#### Problem statement:
Extract each line of the data below exactly as written.

□ □ □ □ □ □ □

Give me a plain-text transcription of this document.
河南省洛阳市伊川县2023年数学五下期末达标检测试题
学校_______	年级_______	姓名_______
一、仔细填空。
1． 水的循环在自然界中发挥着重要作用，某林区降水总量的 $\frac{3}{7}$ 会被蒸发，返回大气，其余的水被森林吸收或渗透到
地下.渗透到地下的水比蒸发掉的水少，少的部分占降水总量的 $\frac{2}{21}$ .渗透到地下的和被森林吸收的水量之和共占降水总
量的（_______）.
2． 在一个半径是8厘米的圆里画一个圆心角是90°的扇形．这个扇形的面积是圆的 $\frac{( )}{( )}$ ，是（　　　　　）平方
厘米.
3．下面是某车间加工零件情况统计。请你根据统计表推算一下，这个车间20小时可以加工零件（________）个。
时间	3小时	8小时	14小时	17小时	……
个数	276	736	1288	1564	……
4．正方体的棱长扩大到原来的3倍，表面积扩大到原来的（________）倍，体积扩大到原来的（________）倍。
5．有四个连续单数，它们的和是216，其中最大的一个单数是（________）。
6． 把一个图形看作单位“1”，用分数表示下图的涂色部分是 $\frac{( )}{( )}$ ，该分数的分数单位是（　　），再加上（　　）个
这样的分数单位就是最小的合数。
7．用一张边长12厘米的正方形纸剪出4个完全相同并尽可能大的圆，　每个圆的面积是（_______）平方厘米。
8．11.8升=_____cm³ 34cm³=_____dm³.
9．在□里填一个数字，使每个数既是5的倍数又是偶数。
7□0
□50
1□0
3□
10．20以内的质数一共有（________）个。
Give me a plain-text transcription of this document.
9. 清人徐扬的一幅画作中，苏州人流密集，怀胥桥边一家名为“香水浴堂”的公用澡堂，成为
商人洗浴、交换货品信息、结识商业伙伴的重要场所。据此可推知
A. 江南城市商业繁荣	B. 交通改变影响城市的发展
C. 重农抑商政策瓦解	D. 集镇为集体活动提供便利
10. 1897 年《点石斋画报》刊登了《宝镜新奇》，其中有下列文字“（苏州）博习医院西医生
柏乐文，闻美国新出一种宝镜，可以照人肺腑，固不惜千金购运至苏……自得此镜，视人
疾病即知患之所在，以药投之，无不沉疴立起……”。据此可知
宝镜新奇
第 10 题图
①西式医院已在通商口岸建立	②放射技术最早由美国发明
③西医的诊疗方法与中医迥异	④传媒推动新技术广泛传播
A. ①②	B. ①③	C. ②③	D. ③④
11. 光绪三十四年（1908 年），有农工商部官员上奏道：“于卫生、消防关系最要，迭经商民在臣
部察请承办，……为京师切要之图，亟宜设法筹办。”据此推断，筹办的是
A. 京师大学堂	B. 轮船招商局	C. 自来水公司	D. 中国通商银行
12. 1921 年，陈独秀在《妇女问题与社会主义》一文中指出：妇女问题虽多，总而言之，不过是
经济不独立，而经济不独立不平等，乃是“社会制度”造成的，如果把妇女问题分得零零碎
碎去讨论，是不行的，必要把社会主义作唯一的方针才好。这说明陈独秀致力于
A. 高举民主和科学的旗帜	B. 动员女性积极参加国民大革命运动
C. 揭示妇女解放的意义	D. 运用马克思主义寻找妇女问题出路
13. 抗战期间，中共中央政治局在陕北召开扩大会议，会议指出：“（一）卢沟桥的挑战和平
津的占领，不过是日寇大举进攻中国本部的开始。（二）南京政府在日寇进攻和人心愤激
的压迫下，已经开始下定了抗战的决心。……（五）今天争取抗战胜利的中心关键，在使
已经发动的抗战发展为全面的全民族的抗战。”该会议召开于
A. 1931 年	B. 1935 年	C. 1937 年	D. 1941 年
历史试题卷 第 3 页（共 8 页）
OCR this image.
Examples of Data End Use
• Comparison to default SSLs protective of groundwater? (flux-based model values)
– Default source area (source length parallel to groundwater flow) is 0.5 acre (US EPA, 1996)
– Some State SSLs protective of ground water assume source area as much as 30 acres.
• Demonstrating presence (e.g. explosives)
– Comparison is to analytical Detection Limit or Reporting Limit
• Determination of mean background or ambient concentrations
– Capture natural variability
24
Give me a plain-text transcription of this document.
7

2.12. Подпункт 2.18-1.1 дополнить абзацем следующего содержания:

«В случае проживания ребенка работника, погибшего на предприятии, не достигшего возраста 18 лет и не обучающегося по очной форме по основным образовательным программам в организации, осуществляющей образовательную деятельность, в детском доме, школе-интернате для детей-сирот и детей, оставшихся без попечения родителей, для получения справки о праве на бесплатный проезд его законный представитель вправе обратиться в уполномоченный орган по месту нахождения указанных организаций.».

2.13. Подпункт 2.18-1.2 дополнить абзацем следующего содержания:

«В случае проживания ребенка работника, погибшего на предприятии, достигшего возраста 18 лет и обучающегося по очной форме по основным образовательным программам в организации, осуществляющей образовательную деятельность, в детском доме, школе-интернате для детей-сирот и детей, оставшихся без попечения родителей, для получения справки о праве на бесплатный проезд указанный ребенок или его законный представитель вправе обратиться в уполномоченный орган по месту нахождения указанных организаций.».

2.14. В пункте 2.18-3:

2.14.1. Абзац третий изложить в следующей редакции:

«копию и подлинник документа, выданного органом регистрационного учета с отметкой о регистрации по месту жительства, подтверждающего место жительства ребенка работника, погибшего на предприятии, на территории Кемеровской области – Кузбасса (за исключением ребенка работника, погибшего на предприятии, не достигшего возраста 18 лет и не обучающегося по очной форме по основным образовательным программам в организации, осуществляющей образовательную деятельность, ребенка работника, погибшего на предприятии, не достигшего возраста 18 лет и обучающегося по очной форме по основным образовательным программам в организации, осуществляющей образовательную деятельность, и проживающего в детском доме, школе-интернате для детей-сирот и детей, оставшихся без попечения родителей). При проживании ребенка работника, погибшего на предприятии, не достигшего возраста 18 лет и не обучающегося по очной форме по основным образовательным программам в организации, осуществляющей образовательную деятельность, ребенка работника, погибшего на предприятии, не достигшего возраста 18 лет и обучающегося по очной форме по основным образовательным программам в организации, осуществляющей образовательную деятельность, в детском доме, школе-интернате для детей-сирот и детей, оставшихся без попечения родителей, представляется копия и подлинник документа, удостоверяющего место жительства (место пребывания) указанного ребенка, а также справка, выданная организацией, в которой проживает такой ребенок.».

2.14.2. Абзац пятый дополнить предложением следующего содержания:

□ □ □ □ □ □ □

#### Response:
Give me a plain-text transcription of this document.
河南省洛阳市伊川县2023年数学五下期末达标检测试题
学校_______	年级_______	姓名_______
一、仔细填空。
1． 水的循环在自然界中发挥着重要作用，某林区降水总量的 $\frac{3}{7}$ 会被蒸发，返回大气，其余的水被森林吸收或渗透到
地下.渗透到地下的水比蒸发掉的水少，少的部分占降水总量的 $\frac{2}{21}$ .渗透到地下的和被森林吸收的水量之和共占降水总
量的（_______）.
2． 在一个半径是8厘米的圆里画一个圆心角是90°的扇形．这个扇形的面积是圆的 $\frac{( )}{( )}$ ，是（　　　　　）平方
厘米.
3．下面是某车间加工零件情况统计。请你根据统计表推算一下，这个车间20小时可以加工零件（________）个。
时间	3小时	8小时	14小时	17小时	……
个数	276	736	1288	1564	……
4．正方体的棱长扩大到原来的3倍，表面积扩大到原来的（________）倍，体积扩大到原来的（________）倍。
5．有四个连续单数，它们的和是216，其中最大的一个单数是（________）。
6． 把一个图形看作单位“1”，用分数表示下图的涂色部分是 $\frac{( )}{( )}$ ，该分数的分数单位是（　　），再加上（　　）个
这样的分数单位就是最小的合数。
7．用一张边长12厘米的正方形纸剪出4个完全相同并尽可能大的圆，　每个圆的面积是（_______）平方厘米。
8．11.8升=_____cm³ 34cm³=_____dm³.
9．在□里填一个数字，使每个数既是5的倍数又是偶数。
7□0
□50
1□0
3□
10．20以内的质数一共有（________）个。
Give me a plain-text transcription of this document.
9. 清人徐扬的一幅画作中，苏州人流密集，怀胥桥边一家名为“香水浴堂”的公用澡堂，成为
商人洗浴、交换货品信息、结识商业伙伴的重要场所。据此可推知
A. 江南城市商业繁荣	B. 交通改变影响城市的发展
C. 重农抑商政策瓦解	D. 集镇为集体活动提供便利
10. 1897 年《点石斋画报》刊登了《宝镜新奇》，其中有下列文字“（苏州）博习医院西医生
柏乐文，闻美国新出一种宝镜，可以照人肺腑，固不惜千金购运至苏……自得此镜，视人
疾病即知患之所在，以药投之，无不沉疴立起……”。据此可知
宝镜新奇
第 10 题图
①西式医院已在通商口岸建立	②放射技术最早由美国发明
③西医的诊疗方法与中医迥异	④传媒推动新技术广泛传播
A. ①②	B. ①③	C. ②③	D. ③④
11. 光绪三十四年（1908 年），有农工商部官员上奏道：“于卫生、消防关系最要，迭经商民在臣
部察请承办，……为京师切要之图，亟宜设法筹办。”据此推断，筹办的是
A. 京师大学堂	B. 轮船招商局	C. 自来水公司	D. 中国通商银行
12. 1921 年，陈独秀在《妇女问题与社会主义》一文中指出：妇女问题虽多，总而言之，不过是
经济不独立，而经济不独立不平等，乃是“社会制度”造成的，如果把妇女问题分得零零碎
碎去讨论，是不行的，必要把社会主义作唯一的方针才好。这说明陈独秀致力于
A. 高举民主和科学的旗帜	B. 动员女性积极参加国民大革命运动
C. 揭示妇女解放的意义	D. 运用马克思主义寻找妇女问题出路
13. 抗战期间，中共中央政治局在陕北召开扩大会议，会议指出：“（一）卢沟桥的挑战和平
津的占领，不过是日寇大举进攻中国本部的开始。（二）南京政府在日寇进攻和人心愤激
的压迫下，已经开始下定了抗战的决心。……（五）今天争取抗战胜利的中心关键，在使
已经发动的抗战发展为全面的全民族的抗战。”该会议召开于
A. 1931 年	B. 1935 年	C. 1937 年	D. 1941 年
历史试题卷 第 3 页（共 8 页）
OCR this image.
Examples of Data End Use
• Comparison to default SSLs protective of groundwater? (flux-based model values)
– Default source area (source length parallel to groundwater flow) is 0.5 acre (US EPA, 1996)
– Some State SSLs protective of ground water assume source area as much as 30 acres.
• Demonstrating presence (e.g. explosives)
– Comparison is to analytical Detection Limit or Reporting Limit
• Determination of mean background or ambient concentrations
– Capture natural variability
24
Give me a plain-text transcription of this document.
7

2.12. Подпункт 2.18-1.1 дополнить абзацем следующего содержания:

«В случае проживания ребенка работника, погибшего на предприятии, не достигшего возраста 18 лет и не обучающегося по очной форме по основным образовательным программам в организации, осуществляющей образовательную деятельность, в детском доме, школе-интернате для детей-сирот и детей, оставшихся без попечения родителей, для получения справки о праве на бесплатный проезд его законный представитель вправе обратиться в уполномоченный орган по месту нахождения указанных организаций.».

2.13. Подпункт 2.18-1.2 дополнить абзацем следующего содержания:

«В случае проживания ребенка работника, погибшего на предприятии, достигшего возраста 18 лет и обучающегося по очной форме по основным образовательным программам в организации, осуществляющей образовательную деятельность, в детском доме, школе-интернате для детей-сирот и детей, оставшихся без попечения родителей, для получения справки о праве на бесплатный проезд указанный ребенок или его законный представитель вправе обратиться в уполномоченный орган по месту нахождения указанных организаций.».

2.14. В пункте 2.18-3:

2.14.1. Абзац третий изложить в следующей редакции:

«копию и подлинник документа, выданного органом регистрационного учета с отметкой о регистрации по месту жительства, подтверждающего место жительства ребенка работника, погибшего на предприятии, на территории Кемеровской области – Кузбасса (за исключением ребенка работника, погибшего на предприятии, не достигшего возраста 18 лет и не обучающегося по очной форме по основным образовательным программам в организации, осуществляющей образовательную деятельность, ребенка работника, погибшего на предприятии, не достигшего возраста 18 лет и обучающегося по очной форме по основным образовательным программам в организации, осуществляющей образовательную деятельность, и проживающего в детском доме, школе-интернате для детей-сирот и детей, оставшихся без попечения родителей). При проживании ребенка работника, погибшего на предприятии, не достигшего возраста 18 лет и не обучающегося по очной форме по основным образовательным программам в организации, осуществляющей образовательную деятельность, ребенка работника, погибшего на предприятии, не достигшего возраста 18 лет и обучающегося по очной форме по основным образовательным программам в организации, осуществляющей образовательную деятельность, в детском доме, школе-интернате для детей-сирот и детей, оставшихся без попечения родителей, представляется копия и подлинник документа, удостоверяющего место жительства (место пребывания) указанного ребенка, а также справка, выданная организацией, в которой проживает такой ребенок.».

2.14.2. Абзац пятый дополнить предложением следующего содержания:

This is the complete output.